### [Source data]
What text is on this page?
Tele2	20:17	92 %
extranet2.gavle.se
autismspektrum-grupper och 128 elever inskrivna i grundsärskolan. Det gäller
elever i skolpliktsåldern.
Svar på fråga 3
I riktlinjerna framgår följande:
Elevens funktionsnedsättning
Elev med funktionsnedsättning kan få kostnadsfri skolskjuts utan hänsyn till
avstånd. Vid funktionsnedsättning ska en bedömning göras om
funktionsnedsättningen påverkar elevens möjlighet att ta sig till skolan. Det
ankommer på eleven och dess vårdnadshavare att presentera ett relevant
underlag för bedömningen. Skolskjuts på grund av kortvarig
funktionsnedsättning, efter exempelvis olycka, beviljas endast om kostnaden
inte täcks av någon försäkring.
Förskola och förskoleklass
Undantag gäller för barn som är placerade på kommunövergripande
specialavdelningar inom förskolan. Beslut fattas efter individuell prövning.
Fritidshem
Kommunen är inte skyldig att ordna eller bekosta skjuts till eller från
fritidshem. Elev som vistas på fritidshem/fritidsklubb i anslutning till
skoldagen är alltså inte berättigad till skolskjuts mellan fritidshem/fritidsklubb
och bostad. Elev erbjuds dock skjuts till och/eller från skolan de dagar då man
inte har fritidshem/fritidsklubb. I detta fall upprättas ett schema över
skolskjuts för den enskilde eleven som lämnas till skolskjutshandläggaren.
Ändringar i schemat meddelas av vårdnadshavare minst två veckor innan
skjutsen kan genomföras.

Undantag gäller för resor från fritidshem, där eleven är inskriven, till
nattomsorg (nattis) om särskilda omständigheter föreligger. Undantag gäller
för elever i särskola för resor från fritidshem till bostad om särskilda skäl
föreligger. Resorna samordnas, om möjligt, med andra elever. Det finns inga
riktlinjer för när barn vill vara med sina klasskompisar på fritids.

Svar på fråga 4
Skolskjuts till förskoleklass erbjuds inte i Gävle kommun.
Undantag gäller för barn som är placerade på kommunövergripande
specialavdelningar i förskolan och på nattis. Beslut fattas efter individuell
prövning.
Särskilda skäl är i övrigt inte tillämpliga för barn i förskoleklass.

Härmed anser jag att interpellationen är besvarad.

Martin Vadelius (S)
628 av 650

### [Exercise]
Whenever the string "skäl" occurs in a line of the entries above, copy that line.

### [Answer box]
för elever i särskola för resor från fritidshem till bostad om särskilda skäl
Särskilda skäl är i övrigt inte tillämpliga för barn i förskoleklass.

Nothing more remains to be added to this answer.